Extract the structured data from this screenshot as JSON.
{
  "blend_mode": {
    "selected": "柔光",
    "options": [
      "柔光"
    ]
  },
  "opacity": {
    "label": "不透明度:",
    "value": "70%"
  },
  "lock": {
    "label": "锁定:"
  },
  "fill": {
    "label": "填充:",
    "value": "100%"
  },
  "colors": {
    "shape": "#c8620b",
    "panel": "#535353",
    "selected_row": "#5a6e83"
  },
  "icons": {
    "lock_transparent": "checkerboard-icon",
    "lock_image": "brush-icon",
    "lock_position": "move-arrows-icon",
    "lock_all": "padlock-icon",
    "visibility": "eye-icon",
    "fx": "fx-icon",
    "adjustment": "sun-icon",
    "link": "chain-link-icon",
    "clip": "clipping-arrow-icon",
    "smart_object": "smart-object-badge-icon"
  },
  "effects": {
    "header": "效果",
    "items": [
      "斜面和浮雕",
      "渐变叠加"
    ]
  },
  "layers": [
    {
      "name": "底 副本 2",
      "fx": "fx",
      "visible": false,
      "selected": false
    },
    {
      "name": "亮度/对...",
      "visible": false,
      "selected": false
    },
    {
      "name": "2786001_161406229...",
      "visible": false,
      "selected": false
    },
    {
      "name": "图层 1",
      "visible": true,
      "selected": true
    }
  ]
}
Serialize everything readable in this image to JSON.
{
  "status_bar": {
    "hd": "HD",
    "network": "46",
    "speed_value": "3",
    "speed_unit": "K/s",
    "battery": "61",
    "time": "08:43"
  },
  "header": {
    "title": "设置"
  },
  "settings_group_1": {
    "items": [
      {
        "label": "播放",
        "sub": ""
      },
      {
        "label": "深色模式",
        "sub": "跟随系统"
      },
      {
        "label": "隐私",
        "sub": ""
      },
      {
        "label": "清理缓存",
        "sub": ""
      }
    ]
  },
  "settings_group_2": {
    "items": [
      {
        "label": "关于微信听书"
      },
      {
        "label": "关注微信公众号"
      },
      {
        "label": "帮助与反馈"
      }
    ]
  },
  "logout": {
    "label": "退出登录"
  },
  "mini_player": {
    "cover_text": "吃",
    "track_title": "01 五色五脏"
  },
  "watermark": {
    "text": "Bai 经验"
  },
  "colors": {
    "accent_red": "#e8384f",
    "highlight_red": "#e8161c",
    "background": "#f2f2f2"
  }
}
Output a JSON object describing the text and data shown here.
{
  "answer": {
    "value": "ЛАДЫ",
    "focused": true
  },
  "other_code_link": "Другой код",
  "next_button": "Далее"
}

________________

■ **Task directions**: Pick out the lines containing the string "label".

■ **Correct response**:
    "label": "不透明度:",
    "label": "锁定:"
    "label": "填充:",
        "label": "播放",
        "label": "深色模式",
        "label": "隐私",
        "label": "清理缓存",
        "label": "关于微信听书"
        "label": "关注微信公众号"
        "label": "帮助与反馈"
    "label": "退出登录"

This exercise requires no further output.